Text section:
• • •
Theory is an essential complement to experiment in the modern physical sciences, helping to explain existing results or guide future work, and revealing materials' behaviour under conditions that preclude experimental observation. We have an active theory and modelling programme, with current work studying
In addition to using quantum mechanics methods in support of our modelling studies, we are also contributing to the development of new quantum mechanical methods. In particular, we are developing methods to derive interatomic forces within molecular crystals, including induced polarisation forces and dispersion interactions.
The traditional approach to modelling materials is to represent the forces between atoms using simple equations containing parameters whose values are tuned by comparison with experimental data on crystal structure and properties, or through quantum mechanical calculations. The main program we use for this work is GULP.
Recently we developed a module for GULP for the calculation of the pair distribution function (PDF: a histogram of instantaneous interatomic distances, which reflects both the structure and fluctuations). We used this to understand the nature of the high-temperature phase of cristobalite, a polymorph of silica, and in particular to compare the measured PDF against the predicitions from different models of the high-temperature phase.
Molecular dynamics simulations give the virtual reality of materials at an atomic level. With a model for the forces between atoms, and an algorithm to represent the classical Newton equations of motion with discrete time steps, it is possible to generate the trajectories of the atoms within an ensemble over a short period of time. Typically our work involves several thousand atoms within a periodically repeating box, using parameterised equations to model the forces between atoms. Whilst this size often represents an appropriate balance between wanting larger samples but low running times, there are some studies for which we need extremely large samples of several million atoms. One example concernces our studies of the effects of radioactive decay in nuclear materials.
The main program that we use for molecular dynamics is DL_POLY, developed at the STFC Daresbury Laboratory. Through a large escience grant we collaborated in the development of the version of DL_POLY for extremely large ensembles. More recently we have received funding to extend the capabilities of DL_POLY for large ensembles.
Examples of studies with molecular dynamics include properties of amorphous silica under pressure, phase transitions in ionic materials, dynamics of metal organic framework materials, and decay of radioactive ions encapsulated with ceramic materials.
Atomic site disorder is an important feature of metals and many ionic materials, particularly for materials that exist as solid solutions. The energetics of these systems can often be represented by relatively simple pair-wise interactions with coefficients whose values can be determined by fitting to a database of energies of configurations in different states of order. We use Monte Carlo simulations (with our own codes) to study the ordering processes in these materials. One recent focus of our work has been on cation ordering in clay minerals.
• • •
Given records:
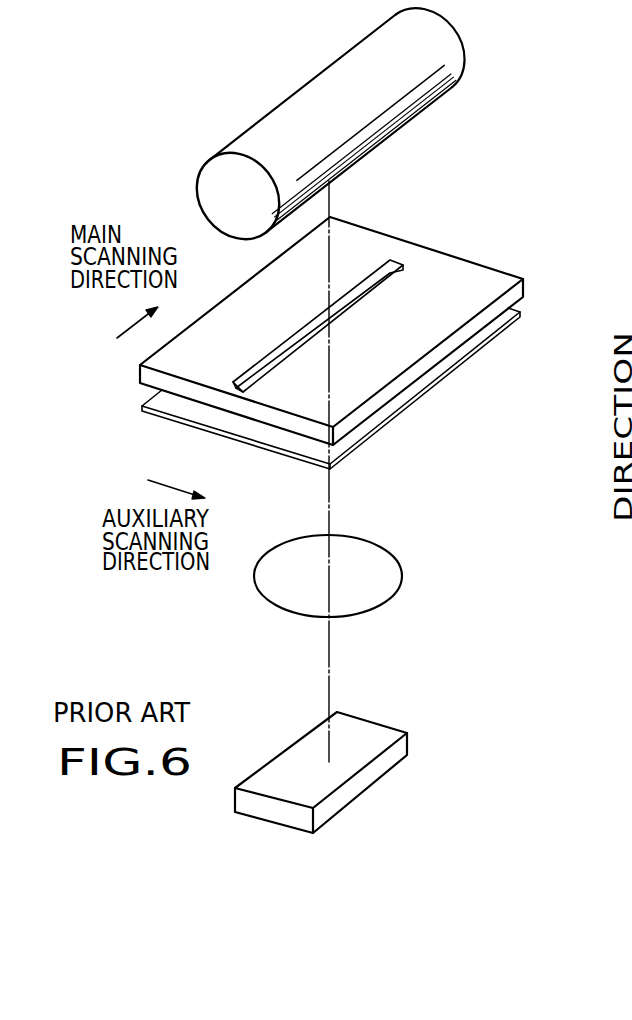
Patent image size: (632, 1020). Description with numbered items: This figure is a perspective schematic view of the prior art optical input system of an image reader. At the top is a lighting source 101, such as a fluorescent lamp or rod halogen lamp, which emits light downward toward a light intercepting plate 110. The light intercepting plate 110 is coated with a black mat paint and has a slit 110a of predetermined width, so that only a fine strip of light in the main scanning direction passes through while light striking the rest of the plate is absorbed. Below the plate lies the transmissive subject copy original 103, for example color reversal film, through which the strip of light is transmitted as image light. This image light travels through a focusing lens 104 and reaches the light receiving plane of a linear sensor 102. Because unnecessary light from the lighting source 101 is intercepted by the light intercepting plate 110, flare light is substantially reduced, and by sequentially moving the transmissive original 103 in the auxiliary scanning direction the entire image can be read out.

The lighting source 101 is at (365, 157).
The light intercepting plate 110 is at (475, 338).
The slit 110a is at (237, 388).
The transmissive subject copy original 103 is at (410, 403).
The focusing lens 104 is at (402, 573).
The linear sensor 102 is at (407, 732).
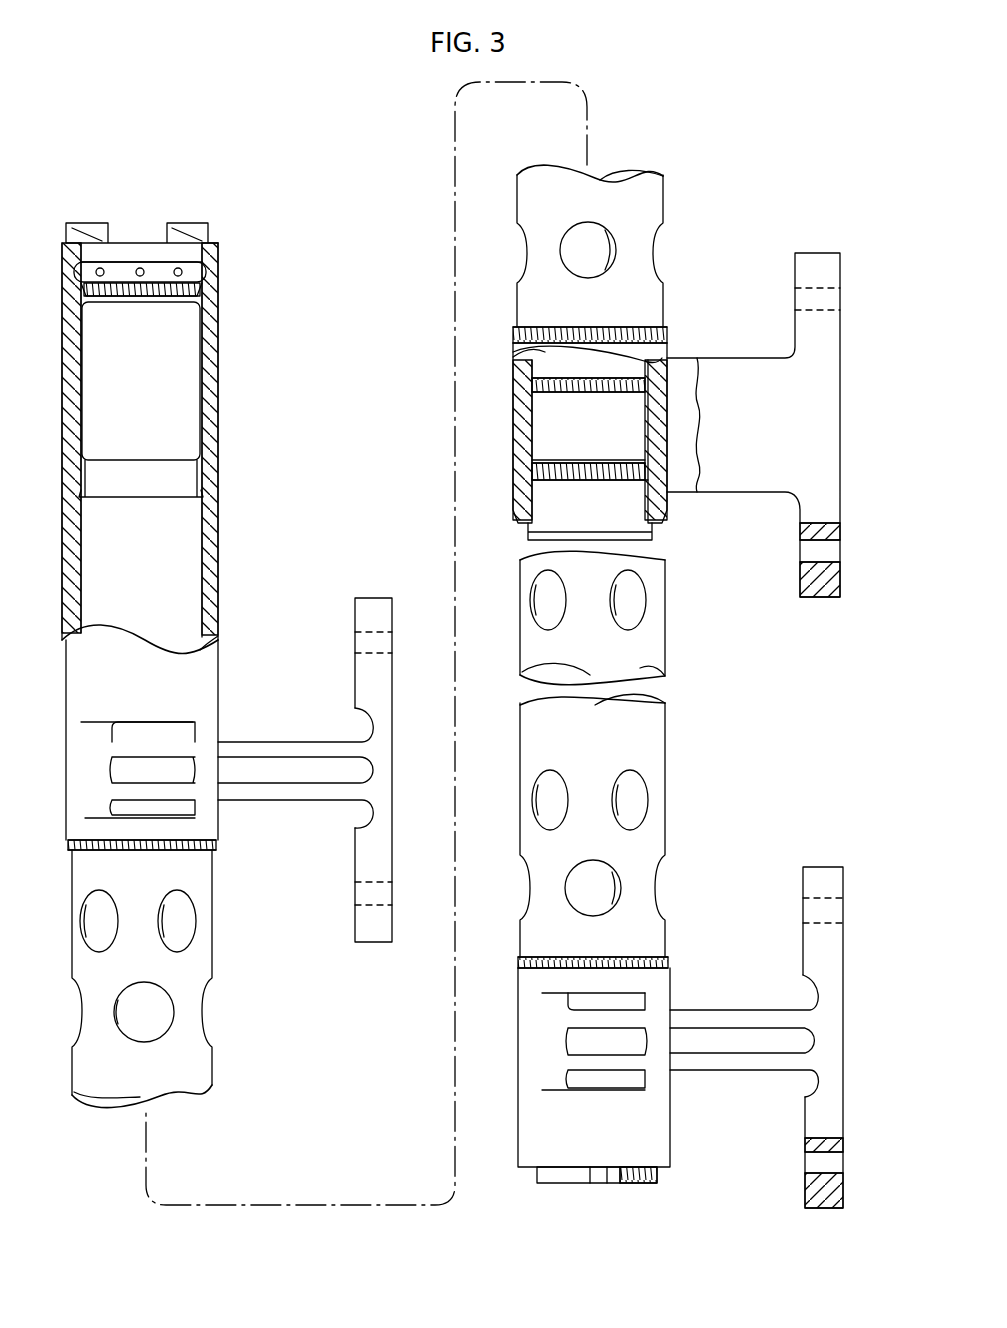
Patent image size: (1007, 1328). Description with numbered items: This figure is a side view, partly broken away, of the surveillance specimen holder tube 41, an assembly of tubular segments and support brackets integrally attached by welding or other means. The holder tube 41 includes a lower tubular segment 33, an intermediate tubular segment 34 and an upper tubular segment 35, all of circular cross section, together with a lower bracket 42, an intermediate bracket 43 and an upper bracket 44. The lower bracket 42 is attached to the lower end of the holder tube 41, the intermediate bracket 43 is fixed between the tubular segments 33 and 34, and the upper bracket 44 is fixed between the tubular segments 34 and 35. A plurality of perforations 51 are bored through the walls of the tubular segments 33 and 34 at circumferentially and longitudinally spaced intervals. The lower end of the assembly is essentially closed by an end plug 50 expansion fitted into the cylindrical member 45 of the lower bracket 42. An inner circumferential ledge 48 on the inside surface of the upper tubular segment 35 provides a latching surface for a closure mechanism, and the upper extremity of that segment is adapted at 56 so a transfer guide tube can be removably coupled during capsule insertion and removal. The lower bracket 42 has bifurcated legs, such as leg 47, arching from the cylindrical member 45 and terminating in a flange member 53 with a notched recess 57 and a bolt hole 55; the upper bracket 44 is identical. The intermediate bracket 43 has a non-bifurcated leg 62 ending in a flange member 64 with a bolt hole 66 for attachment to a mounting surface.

The lower tubular segment 33 is at (650, 708).
The intermediate tubular segment 34 is at (203, 1087).
The upper tubular segment 35 is at (213, 572).
The holder tube 41 is at (174, 421).
The lower bracket 42 is at (645, 1061).
The intermediate bracket 43 is at (733, 375).
The upper bracket 44 is at (205, 730).
The cylindrical member 45 is at (540, 980).
The bifurcated leg 47 is at (726, 1070).
The inner circumferential ledge 48 is at (200, 476).
The end plug 50 is at (630, 1181).
The perforations 51 is at (190, 928).
The flange member 53 is at (849, 1037).
The bolt hole 55 is at (830, 900).
The adapted upper extremity 56 is at (192, 247).
The notched recess 57 is at (810, 994).
The leg 62 is at (757, 480).
The flange member 64 is at (828, 268).
The bolt hole 66 is at (842, 555).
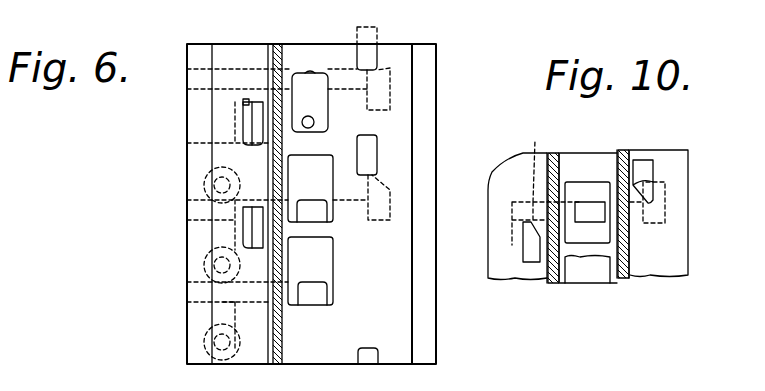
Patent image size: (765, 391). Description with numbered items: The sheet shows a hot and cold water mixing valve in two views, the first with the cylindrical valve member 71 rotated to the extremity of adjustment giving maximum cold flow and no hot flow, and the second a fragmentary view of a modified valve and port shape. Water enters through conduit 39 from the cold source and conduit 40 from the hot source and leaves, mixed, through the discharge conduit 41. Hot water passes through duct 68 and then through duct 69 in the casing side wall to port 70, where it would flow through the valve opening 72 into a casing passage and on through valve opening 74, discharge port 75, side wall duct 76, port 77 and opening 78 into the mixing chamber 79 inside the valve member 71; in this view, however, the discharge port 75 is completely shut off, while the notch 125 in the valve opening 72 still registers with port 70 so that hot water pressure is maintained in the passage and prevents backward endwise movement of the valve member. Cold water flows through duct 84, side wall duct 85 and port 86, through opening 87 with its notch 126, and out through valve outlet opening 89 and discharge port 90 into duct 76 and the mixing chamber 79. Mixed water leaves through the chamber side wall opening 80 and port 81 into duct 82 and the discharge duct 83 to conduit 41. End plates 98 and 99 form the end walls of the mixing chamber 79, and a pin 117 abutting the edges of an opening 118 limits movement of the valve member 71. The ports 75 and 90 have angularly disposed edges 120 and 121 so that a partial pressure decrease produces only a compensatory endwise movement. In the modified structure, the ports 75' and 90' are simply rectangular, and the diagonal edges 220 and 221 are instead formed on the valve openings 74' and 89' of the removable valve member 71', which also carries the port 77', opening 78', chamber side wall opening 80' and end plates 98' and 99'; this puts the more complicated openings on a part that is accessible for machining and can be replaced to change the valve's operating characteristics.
• • •
Tasks to complete:
a - From the text on theory and modelling, list every example of a study carried out with molecular dynamics.
b - According to the text on theory and modelling, where was the molecular dynamics program DL_POLY developed?
c - Pick up the text on theory and modelling after its final sentence and continue writing it.

Replies:
a -
- Properties of amorphous silica under pressure
- Phase transitions in ionic materials
- Dynamics of metal organic framework materials
- Decay of radioactive ions encapsulated with ceramic materials

b - At the STFC Daresbury Laboratory.

c -
Whilst atomistic modelling often starts with representations of the forces between atoms and leads to results that can be compared with experimental data, an alternative approach that is gaining popularity is to use experimental data as the guide towards generating consistent configurations of atoms. We have been developing this approach for the study of disordered crystalline materials based on the use of experimental total scattering and Bragg diffraction data within a Monte Carlo method. We have developed the leading code for this work.
Examples of the use of this approach in our group include studies of metal organic frameworks, phase transitions in silica and oxides, and negative thermal expansion materials.
Modern capabilities in computing, data storage and networks are having a significant impact on research opportunities. The challenge is how to exploit these. We have been working under the UK escience and JISC's data management programmes to develop new approaches to managing simulation jobs and corresponding data management. A significant part of our solutions consists of new approaches to data representations, and exploiting this in the way we handle data. One illustrative example is that we frequently run, say, a couple of hundred jobs as part of a single study. This number of jobs presents a challenge to extract the important information from the output files.
At the core is our use of XML (eXensible Markup Language) for data representation. Specifically, we work with the Chemical Markup Language (CML), which has been designed for representing chemical data. We use a subset of CML adapted specifically for simulation studies. Since most of our simulation codes are written in Fortran, it was necessary within our project to develop a library of Fortran subroutines to make writing CML documents easy (called FoX).
The value of using CML arises from the tools we have built. These include tools to transform a CML document to an XHTML document that gives an information-centric view of the data, and to extract tables of required data from a large collection of CML files (such as generated from studies involving hundreds of simulation jobs).
Paradoxical though it may seem in this age of scientific and technological advancement, we still do not understand the most basic aspects of liquid behaviour. Indeed, physics textbooks remain silent about the most basic liquid properties such as heat capacity. The combination of strong interactions with large atomic rearrangements has proved to be the ultimate obstacle to developing a theory of liquids. This was famously summarized by L. Landau as "liquids do not have a small parameter". We have recently showed how to overcome these problems in the approach from the solid phase where strong interactions are taken into account from the outset. As a result, we have been able to
calculate liquid energy and heat capacity that depends on liquid relaxation time only, an important general result.
extend the solid-like approach to liquids to the problem of glass transition which some regard as one of the deepest unsolved challenges in physics. One particular problem has been to explain the origin of the heat capacity jump at the glass transition temperature Tg. We have showed that if, as is the case, Tg is defined as the temperature at which the liquid stops relaxing at the experimental time scale, the jump of heat capacity at Tg follows as a necessary consequence due to the change of system's elastic, vibrational and thermal properties. This theory explains widely observed time-dependent effects of glass transition, including logarithmic increase of Tg with the quench rate.
explain the origin of cooperativity of relaxation in liquids and several universal relaxation laws such as the Vogel-Fulcher-Tammann law, by introducing a new length in liquids, the length over which local relaxation events interact via induced elastic waves.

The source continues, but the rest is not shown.